§ Instructions to follow
Pull out every line below that contains the string "Resource", with uppercase and lowercase letters treated as different.
>> START The records
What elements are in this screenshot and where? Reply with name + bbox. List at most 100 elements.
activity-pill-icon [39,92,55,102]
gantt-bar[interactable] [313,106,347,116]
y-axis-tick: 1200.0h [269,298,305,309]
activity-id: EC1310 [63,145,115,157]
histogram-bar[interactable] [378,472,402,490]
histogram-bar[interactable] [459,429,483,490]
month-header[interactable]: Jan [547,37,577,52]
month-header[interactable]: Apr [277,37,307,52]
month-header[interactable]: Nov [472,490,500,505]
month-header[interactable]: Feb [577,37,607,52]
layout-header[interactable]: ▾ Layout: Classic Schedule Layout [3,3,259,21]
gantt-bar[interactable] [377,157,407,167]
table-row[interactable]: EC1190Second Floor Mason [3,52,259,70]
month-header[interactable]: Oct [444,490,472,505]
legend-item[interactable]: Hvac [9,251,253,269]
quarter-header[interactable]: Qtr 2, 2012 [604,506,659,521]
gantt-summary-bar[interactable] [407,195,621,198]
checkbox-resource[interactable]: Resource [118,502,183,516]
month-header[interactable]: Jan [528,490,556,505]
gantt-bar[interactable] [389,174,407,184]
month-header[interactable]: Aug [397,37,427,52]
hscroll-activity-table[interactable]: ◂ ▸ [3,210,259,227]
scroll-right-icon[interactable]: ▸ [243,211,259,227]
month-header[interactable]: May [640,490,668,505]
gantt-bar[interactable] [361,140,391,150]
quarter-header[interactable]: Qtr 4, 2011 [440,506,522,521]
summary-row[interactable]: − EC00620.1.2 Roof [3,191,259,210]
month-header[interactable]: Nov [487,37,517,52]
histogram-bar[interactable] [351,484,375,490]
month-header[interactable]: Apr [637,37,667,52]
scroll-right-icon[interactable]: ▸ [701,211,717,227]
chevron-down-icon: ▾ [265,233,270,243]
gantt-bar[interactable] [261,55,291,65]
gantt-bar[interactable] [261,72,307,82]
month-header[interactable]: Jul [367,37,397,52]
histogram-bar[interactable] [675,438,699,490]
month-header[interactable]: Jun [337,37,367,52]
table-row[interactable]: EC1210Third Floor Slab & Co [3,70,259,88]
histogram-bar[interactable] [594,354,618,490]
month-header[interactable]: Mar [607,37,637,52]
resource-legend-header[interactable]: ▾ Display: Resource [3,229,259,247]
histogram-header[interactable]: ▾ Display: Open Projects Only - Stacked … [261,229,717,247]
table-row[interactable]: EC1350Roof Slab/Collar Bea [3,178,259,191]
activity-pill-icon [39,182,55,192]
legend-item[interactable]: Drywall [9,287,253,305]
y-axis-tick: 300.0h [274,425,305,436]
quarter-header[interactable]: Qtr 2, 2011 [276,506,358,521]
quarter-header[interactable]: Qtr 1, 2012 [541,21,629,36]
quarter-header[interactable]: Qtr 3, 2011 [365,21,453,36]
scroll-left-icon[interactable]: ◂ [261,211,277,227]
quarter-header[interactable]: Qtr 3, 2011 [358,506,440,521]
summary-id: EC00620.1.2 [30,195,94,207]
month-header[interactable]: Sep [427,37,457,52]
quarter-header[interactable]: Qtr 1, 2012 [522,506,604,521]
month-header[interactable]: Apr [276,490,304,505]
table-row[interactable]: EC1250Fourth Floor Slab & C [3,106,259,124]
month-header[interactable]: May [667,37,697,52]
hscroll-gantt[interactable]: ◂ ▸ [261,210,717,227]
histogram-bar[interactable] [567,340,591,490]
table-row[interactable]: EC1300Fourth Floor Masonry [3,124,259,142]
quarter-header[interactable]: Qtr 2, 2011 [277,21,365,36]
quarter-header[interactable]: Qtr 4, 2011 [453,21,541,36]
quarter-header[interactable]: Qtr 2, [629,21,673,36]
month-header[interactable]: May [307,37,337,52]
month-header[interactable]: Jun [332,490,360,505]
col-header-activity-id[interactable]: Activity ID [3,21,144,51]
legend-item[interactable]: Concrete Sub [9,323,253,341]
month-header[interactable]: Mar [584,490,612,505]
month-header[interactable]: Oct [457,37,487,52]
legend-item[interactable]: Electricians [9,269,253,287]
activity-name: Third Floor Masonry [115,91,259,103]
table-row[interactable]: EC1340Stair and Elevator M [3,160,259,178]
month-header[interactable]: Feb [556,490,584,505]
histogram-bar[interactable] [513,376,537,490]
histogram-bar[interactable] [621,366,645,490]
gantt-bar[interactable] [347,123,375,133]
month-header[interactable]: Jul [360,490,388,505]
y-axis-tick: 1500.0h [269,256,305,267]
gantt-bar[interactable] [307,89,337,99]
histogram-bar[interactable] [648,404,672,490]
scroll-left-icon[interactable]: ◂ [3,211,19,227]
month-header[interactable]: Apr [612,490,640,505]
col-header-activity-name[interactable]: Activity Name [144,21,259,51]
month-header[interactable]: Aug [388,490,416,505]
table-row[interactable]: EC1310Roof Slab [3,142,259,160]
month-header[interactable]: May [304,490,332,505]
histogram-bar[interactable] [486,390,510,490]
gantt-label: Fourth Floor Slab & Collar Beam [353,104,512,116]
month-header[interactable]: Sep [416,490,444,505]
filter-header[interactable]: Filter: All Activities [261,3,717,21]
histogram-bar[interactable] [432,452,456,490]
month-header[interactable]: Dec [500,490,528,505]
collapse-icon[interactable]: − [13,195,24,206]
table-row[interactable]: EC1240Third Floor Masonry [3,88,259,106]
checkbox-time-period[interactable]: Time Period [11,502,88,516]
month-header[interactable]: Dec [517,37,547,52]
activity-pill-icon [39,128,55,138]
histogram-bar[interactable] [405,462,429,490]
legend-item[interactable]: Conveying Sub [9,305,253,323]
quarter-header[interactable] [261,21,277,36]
>> END The records
§ Output below
checkbox-resource[interactable]: Resource [118,502,183,516]
resource-legend-header[interactable]: ▾ Display: Resource [3,229,259,247]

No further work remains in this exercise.